== PROBLEM DETAILS ==
Each line that holds the word "TradingView" counts once; give the total for the records below and nothing else.

───

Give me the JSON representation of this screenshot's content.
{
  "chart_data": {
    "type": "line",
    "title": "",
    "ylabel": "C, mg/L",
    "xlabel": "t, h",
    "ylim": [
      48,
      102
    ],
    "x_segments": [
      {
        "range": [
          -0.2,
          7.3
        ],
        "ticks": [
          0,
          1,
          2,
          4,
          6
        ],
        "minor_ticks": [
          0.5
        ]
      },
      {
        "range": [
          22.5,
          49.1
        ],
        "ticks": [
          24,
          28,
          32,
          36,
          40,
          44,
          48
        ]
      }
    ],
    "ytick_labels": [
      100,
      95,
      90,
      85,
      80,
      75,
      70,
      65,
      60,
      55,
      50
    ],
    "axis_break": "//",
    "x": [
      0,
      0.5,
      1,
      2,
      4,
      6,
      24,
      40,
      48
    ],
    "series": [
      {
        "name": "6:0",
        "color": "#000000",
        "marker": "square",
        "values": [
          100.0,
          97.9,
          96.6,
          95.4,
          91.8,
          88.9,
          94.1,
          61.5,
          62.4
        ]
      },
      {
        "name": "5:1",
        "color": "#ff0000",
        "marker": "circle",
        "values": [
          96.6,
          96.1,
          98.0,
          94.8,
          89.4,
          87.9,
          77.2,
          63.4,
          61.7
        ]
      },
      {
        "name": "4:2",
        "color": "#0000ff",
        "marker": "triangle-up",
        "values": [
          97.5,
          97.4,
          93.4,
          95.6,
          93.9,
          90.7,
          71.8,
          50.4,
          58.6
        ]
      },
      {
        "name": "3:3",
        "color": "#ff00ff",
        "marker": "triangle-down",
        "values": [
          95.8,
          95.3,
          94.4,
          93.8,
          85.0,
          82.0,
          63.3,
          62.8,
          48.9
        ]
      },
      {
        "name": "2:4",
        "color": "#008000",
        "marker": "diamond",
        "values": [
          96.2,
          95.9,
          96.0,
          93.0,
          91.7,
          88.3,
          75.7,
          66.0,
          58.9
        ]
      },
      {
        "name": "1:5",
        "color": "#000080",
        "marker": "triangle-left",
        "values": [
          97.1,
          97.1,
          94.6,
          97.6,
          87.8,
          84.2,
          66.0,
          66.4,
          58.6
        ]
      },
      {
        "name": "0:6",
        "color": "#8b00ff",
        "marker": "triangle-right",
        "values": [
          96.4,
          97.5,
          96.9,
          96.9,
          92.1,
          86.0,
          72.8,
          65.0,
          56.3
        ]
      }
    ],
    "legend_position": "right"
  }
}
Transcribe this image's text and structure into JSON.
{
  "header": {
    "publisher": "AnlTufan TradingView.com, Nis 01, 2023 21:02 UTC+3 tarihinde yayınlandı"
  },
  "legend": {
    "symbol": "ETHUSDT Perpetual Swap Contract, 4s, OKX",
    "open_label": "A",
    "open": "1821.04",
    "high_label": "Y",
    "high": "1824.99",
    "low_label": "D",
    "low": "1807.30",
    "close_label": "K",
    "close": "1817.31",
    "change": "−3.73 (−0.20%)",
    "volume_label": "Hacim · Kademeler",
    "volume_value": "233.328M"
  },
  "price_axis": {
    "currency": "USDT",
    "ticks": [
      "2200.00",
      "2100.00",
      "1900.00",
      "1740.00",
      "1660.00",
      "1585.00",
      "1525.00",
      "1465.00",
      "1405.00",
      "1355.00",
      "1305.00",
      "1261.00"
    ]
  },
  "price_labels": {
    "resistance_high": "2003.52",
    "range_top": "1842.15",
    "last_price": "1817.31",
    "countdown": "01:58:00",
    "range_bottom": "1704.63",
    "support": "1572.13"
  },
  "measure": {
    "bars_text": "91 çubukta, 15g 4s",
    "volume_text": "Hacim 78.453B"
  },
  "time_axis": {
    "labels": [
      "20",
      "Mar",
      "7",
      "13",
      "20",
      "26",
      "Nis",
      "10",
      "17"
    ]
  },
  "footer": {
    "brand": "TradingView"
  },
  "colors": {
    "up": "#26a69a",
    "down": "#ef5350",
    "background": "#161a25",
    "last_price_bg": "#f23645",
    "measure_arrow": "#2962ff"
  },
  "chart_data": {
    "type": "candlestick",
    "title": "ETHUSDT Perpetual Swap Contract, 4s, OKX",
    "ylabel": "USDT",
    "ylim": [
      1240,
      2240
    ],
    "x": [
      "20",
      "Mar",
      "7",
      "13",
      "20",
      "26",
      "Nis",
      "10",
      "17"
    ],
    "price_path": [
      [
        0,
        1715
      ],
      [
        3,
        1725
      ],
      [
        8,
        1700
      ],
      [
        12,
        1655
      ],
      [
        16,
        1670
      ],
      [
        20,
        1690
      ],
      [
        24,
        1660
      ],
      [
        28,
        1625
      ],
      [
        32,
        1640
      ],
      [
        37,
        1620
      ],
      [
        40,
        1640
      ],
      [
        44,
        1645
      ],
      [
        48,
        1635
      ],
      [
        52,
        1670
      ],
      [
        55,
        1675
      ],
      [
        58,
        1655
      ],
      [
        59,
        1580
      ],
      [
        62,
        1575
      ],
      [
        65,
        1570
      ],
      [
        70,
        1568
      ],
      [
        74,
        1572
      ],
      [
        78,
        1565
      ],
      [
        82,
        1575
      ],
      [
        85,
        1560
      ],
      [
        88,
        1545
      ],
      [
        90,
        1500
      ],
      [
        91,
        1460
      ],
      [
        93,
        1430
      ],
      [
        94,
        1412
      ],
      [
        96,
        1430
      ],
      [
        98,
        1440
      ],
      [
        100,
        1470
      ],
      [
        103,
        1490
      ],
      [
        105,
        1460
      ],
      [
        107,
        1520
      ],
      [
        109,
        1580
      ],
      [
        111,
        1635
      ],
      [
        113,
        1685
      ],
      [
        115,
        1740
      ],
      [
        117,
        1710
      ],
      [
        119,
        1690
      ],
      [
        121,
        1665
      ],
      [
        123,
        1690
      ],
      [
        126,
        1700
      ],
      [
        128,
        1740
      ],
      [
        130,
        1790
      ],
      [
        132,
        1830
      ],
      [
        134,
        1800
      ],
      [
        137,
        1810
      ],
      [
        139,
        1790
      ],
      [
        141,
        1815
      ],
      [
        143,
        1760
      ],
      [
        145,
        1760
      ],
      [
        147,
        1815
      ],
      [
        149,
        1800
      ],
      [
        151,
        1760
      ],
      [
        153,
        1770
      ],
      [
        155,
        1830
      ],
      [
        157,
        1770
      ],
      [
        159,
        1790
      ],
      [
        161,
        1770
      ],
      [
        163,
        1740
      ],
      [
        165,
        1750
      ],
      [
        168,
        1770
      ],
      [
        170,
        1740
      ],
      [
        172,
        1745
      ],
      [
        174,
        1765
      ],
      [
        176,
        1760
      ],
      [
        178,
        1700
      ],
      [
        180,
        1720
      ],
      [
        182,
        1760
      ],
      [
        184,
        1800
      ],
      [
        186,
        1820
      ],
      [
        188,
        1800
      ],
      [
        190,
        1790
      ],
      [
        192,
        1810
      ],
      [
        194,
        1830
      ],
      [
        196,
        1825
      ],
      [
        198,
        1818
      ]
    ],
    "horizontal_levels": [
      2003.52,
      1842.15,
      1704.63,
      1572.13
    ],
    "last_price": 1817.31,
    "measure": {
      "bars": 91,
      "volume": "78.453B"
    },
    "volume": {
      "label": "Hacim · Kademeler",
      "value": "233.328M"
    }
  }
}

───

== ANSWER TO THIS EXERCISE ==
2